» **PROBLEM STATEMENT**
Give the records again from their first line through the line containing "The driven shaft 82 is at (628, 164).", with "longitudinal" switched to "lengthwise" and nothing else changed.

» **DATASET RECORDS**
**********

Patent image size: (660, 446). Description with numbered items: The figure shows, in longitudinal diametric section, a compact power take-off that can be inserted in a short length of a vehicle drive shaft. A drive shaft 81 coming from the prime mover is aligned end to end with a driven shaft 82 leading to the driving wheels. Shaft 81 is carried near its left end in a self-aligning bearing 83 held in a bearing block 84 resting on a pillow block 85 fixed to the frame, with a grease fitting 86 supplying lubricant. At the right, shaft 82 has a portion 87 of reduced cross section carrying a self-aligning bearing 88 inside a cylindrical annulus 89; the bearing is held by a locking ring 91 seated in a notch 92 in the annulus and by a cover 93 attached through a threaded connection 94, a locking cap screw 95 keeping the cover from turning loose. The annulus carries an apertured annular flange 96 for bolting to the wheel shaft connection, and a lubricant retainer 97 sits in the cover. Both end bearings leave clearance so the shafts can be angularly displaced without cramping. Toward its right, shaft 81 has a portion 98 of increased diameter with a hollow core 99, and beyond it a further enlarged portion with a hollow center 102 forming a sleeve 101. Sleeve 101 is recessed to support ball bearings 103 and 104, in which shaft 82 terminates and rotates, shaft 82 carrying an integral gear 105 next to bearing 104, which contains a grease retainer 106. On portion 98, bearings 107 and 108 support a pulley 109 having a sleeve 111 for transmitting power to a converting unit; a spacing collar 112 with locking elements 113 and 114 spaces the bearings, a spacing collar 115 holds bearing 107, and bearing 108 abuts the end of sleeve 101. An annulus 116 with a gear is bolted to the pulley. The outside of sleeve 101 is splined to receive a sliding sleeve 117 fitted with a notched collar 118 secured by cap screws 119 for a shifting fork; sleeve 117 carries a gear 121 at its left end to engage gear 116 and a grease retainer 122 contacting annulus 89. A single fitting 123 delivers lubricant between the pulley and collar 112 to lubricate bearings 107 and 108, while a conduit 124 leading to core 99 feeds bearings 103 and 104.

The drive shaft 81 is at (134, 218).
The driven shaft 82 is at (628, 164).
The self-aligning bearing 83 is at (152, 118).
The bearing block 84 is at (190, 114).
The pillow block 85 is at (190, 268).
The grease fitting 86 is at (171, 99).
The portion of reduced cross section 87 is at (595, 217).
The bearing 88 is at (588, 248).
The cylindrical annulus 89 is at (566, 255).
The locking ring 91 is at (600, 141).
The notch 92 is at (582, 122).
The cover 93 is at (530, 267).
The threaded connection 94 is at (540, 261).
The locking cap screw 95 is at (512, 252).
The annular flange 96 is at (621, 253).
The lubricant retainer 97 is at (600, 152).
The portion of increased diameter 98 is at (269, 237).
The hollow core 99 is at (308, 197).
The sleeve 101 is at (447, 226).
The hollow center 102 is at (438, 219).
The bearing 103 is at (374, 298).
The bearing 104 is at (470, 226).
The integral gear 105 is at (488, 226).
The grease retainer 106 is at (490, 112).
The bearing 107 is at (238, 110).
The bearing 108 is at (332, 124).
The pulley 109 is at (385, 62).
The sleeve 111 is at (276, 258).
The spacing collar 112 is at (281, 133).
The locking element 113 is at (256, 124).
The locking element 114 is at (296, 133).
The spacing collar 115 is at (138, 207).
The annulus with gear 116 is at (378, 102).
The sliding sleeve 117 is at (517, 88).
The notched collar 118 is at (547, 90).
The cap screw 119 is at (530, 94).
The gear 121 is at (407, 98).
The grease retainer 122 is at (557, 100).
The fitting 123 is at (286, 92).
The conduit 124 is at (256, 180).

**********

» **ANSWER TO THIS EXERCISE**
Patent image size: (660, 446). Description with numbered items: The figure shows, in lengthwise diametric section, a compact power take-off that can be inserted in a short length of a vehicle drive shaft. A drive shaft 81 coming from the prime mover is aligned end to end with a driven shaft 82 leading to the driving wheels. Shaft 81 is carried near its left end in a self-aligning bearing 83 held in a bearing block 84 resting on a pillow block 85 fixed to the frame, with a grease fitting 86 supplying lubricant. At the right, shaft 82 has a portion 87 of reduced cross section carrying a self-aligning bearing 88 inside a cylindrical annulus 89; the bearing is held by a locking ring 91 seated in a notch 92 in the annulus and by a cover 93 attached through a threaded connection 94, a locking cap screw 95 keeping the cover from turning loose. The annulus carries an apertured annular flange 96 for bolting to the wheel shaft connection, and a lubricant retainer 97 sits in the cover. Both end bearings leave clearance so the shafts can be angularly displaced without cramping. Toward its right, shaft 81 has a portion 98 of increased diameter with a hollow core 99, and beyond it a further enlarged portion with a hollow center 102 forming a sleeve 101. Sleeve 101 is recessed to support ball bearings 103 and 104, in which shaft 82 terminates and rotates, shaft 82 carrying an integral gear 105 next to bearing 104, which contains a grease retainer 106. On portion 98, bearings 107 and 108 support a pulley 109 having a sleeve 111 for transmitting power to a converting unit; a spacing collar 112 with locking elements 113 and 114 spaces the bearings, a spacing collar 115 holds bearing 107, and bearing 108 abuts the end of sleeve 101. An annulus 116 with a gear is bolted to the pulley. The outside of sleeve 101 is splined to receive a sliding sleeve 117 fitted with a notched collar 118 secured by cap screws 119 for a shifting fork; sleeve 117 carries a gear 121 at its left end to engage gear 116 and a grease retainer 122 contacting annulus 89. A single fitting 123 delivers lubricant between the pulley and collar 112 to lubricate bearings 107 and 108, while a conduit 124 leading to core 99 feeds bearings 103 and 104.

The drive shaft 81 is at (134, 218).
The driven shaft 82 is at (628, 164).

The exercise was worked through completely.